WHAT IS BEING ASKED: Reproduce all the entries exactly.
==*==
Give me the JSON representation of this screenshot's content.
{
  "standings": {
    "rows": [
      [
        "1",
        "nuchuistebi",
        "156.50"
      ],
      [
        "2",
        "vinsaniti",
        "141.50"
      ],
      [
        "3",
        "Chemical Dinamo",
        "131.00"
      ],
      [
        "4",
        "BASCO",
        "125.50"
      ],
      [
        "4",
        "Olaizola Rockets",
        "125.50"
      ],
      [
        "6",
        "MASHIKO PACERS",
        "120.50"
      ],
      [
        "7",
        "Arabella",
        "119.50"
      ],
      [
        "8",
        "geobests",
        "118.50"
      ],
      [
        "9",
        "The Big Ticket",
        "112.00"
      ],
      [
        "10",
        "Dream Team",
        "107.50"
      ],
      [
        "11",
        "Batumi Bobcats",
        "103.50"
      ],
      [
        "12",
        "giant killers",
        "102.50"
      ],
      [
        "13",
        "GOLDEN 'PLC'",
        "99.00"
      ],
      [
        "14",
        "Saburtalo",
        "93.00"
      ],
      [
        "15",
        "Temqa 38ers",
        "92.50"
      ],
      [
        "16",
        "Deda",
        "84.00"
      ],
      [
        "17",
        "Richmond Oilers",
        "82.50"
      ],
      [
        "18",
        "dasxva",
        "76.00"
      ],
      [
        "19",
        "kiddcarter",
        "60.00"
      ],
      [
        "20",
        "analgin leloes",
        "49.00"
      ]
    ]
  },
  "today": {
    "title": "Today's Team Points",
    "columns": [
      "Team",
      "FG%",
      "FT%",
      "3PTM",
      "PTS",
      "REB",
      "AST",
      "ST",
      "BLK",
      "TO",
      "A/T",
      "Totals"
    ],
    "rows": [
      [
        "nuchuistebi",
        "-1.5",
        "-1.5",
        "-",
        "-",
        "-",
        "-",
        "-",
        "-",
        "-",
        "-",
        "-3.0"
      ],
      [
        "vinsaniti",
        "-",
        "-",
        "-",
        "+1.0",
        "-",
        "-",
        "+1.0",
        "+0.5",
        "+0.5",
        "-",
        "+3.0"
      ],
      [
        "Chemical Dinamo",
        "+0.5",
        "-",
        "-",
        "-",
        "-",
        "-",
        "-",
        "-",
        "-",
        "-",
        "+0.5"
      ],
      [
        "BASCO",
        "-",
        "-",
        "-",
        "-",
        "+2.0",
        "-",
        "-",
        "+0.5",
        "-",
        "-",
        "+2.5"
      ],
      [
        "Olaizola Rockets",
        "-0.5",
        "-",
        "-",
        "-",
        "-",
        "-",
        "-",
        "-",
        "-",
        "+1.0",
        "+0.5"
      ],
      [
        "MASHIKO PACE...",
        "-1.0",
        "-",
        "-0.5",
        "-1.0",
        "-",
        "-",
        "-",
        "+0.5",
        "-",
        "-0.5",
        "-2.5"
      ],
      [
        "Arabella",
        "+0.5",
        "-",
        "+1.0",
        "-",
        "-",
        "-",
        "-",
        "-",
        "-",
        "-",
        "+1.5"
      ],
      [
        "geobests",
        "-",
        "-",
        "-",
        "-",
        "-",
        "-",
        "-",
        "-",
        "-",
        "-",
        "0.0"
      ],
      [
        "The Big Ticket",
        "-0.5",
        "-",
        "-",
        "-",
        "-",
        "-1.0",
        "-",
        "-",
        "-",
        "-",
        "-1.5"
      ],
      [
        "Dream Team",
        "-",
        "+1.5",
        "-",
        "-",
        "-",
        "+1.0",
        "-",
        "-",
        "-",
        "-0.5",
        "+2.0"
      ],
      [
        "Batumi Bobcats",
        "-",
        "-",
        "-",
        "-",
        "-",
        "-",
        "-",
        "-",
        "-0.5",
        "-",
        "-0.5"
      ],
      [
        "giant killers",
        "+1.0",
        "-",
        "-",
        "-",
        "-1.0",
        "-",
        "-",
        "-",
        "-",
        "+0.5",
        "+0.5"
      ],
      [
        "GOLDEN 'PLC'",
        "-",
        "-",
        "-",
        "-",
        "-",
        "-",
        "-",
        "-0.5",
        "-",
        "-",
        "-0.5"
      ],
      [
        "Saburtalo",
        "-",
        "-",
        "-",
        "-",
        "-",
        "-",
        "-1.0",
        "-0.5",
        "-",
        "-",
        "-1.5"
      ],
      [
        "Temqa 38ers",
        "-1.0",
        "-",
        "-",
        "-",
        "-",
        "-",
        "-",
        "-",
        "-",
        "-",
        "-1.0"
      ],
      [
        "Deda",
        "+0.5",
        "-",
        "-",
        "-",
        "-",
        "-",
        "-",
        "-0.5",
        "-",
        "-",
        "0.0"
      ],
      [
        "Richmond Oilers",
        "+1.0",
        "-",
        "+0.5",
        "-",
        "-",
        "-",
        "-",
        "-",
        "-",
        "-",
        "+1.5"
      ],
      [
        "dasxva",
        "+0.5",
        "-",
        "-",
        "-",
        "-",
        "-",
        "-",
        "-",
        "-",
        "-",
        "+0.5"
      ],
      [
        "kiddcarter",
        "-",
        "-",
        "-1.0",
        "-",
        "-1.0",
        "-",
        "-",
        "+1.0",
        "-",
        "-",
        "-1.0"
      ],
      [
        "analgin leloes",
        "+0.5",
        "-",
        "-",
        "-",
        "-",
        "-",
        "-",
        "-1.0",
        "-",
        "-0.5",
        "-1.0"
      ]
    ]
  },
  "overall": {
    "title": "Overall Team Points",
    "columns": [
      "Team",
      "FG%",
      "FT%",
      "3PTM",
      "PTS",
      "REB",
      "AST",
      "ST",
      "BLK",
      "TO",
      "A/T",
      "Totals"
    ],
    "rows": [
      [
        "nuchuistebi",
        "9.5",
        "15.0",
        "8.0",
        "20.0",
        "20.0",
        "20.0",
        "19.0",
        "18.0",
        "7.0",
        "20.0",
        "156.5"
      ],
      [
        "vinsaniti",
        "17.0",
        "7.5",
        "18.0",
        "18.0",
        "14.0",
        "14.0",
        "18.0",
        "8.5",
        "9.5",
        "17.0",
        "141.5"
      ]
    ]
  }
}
==*==
RESULT:
Give me the JSON representation of this screenshot's content.
{
  "standings": {
    "rows": [
      [
        "1",
        "nuchuistebi",
        "156.50"
      ],
      [
        "2",
        "vinsaniti",
        "141.50"
      ],
      [
        "3",
        "Chemical Dinamo",
        "131.00"
      ],
      [
        "4",
        "BASCO",
        "125.50"
      ],
      [
        "4",
        "Olaizola Rockets",
        "125.50"
      ],
      [
        "6",
        "MASHIKO PACERS",
        "120.50"
      ],
      [
        "7",
        "Arabella",
        "119.50"
      ],
      [
        "8",
        "geobests",
        "118.50"
      ],
      [
        "9",
        "The Big Ticket",
        "112.00"
      ],
      [
        "10",
        "Dream Team",
        "107.50"
      ],
      [
        "11",
        "Batumi Bobcats",
        "103.50"
      ],
      [
        "12",
        "giant killers",
        "102.50"
      ],
      [
        "13",
        "GOLDEN 'PLC'",
        "99.00"
      ],
      [
        "14",
        "Saburtalo",
        "93.00"
      ],
      [
        "15",
        "Temqa 38ers",
        "92.50"
      ],
      [
        "16",
        "Deda",
        "84.00"
      ],
      [
        "17",
        "Richmond Oilers",
        "82.50"
      ],
      [
        "18",
        "dasxva",
        "76.00"
      ],
      [
        "19",
        "kiddcarter",
        "60.00"
      ],
      [
        "20",
        "analgin leloes",
        "49.00"
      ]
    ]
  },
  "today": {
    "title": "Today's Team Points",
    "columns": [
      "Team",
      "FG%",
      "FT%",
      "3PTM",
      "PTS",
      "REB",
      "AST",
      "ST",
      "BLK",
      "TO",
      "A/T",
      "Totals"
    ],
    "rows": [
      [
        "nuchuistebi",
        "-1.5",
        "-1.5",
        "-",
        "-",
        "-",
        "-",
        "-",
        "-",
        "-",
        "-",
        "-3.0"
      ],
      [
        "vinsaniti",
        "-",
        "-",
        "-",
        "+1.0",
        "-",
        "-",
        "+1.0",
        "+0.5",
        "+0.5",
        "-",
        "+3.0"
      ],
      [
        "Chemical Dinamo",
        "+0.5",
        "-",
        "-",
        "-",
        "-",
        "-",
        "-",
        "-",
        "-",
        "-",
        "+0.5"
      ],
      [
        "BASCO",
        "-",
        "-",
        "-",
        "-",
        "+2.0",
        "-",
        "-",
        "+0.5",
        "-",
        "-",
        "+2.5"
      ],
      [
        "Olaizola Rockets",
        "-0.5",
        "-",
        "-",
        "-",
        "-",
        "-",
        "-",
        "-",
        "-",
        "+1.0",
        "+0.5"
      ],
      [
        "MASHIKO PACE...",
        "-1.0",
        "-",
        "-0.5",
        "-1.0",
        "-",
        "-",
        "-",
        "+0.5",
        "-",
        "-0.5",
        "-2.5"
      ],
      [
        "Arabella",
        "+0.5",
        "-",
        "+1.0",
        "-",
        "-",
        "-",
        "-",
        "-",
        "-",
        "-",
        "+1.5"
      ],
      [
        "geobests",
        "-",
        "-",
        "-",
        "-",
        "-",
        "-",
        "-",
        "-",
        "-",
        "-",
        "0.0"
      ],
      [
        "The Big Ticket",
        "-0.5",
        "-",
        "-",
        "-",
        "-",
        "-1.0",
        "-",
        "-",
        "-",
        "-",
        "-1.5"
      ],
      [
        "Dream Team",
        "-",
        "+1.5",
        "-",
        "-",
        "-",
        "+1.0",
        "-",
        "-",
        "-",
        "-0.5",
        "+2.0"
      ],
      [
        "Batumi Bobcats",
        "-",
        "-",
        "-",
        "-",
        "-",
        "-",
        "-",
        "-",
        "-0.5",
        "-",
        "-0.5"
      ],
      [
        "giant killers",
        "+1.0",
        "-",
        "-",
        "-",
        "-1.0",
        "-",
        "-",
        "-",
        "-",
        "+0.5",
        "+0.5"
      ],
      [
        "GOLDEN 'PLC'",
        "-",
        "-",
        "-",
        "-",
        "-",
        "-",
        "-",
        "-0.5",
        "-",
        "-",
        "-0.5"
      ],
      [
        "Saburtalo",
        "-",
        "-",
        "-",
        "-",
        "-",
        "-",
        "-1.0",
        "-0.5",
        "-",
        "-",
        "-1.5"
      ],
      [
        "Temqa 38ers",
        "-1.0",
        "-",
        "-",
        "-",
        "-",
        "-",
        "-",
        "-",
        "-",
        "-",
        "-1.0"
      ],
      [
        "Deda",
        "+0.5",
        "-",
        "-",
        "-",
        "-",
        "-",
        "-",
        "-0.5",
        "-",
        "-",
        "0.0"
      ],
      [
        "Richmond Oilers",
        "+1.0",
        "-",
        "+0.5",
        "-",
        "-",
        "-",
        "-",
        "-",
        "-",
        "-",
        "+1.5"
      ],
      [
        "dasxva",
        "+0.5",
        "-",
        "-",
        "-",
        "-",
        "-",
        "-",
        "-",
        "-",
        "-",
        "+0.5"
      ],
      [
        "kiddcarter",
        "-",
        "-",
        "-1.0",
        "-",
        "-1.0",
        "-",
        "-",
        "+1.0",
        "-",
        "-",
        "-1.0"
      ],
      [
        "analgin leloes",
        "+0.5",
        "-",
        "-",
        "-",
        "-",
        "-",
        "-",
        "-1.0",
        "-",
        "-0.5",
        "-1.0"
      ]
    ]
  },
  "overall": {
    "title": "Overall Team Points",
    "columns": [
      "Team",
      "FG%",
      "FT%",
      "3PTM",
      "PTS",
      "REB",
      "AST",
      "ST",
      "BLK",
      "TO",
      "A/T",
      "Totals"
    ],
    "rows": [
      [
        "nuchuistebi",
        "9.5",
        "15.0",
        "8.0",
        "20.0",
        "20.0",
        "20.0",
        "19.0",
        "18.0",
        "7.0",
        "20.0",
        "156.5"
      ],
      [
        "vinsaniti",
        "17.0",
        "7.5",
        "18.0",
        "18.0",
        "14.0",
        "14.0",
        "18.0",
        "8.5",
        "9.5",
        "17.0",
        "141.5"
      ]
    ]
  }
}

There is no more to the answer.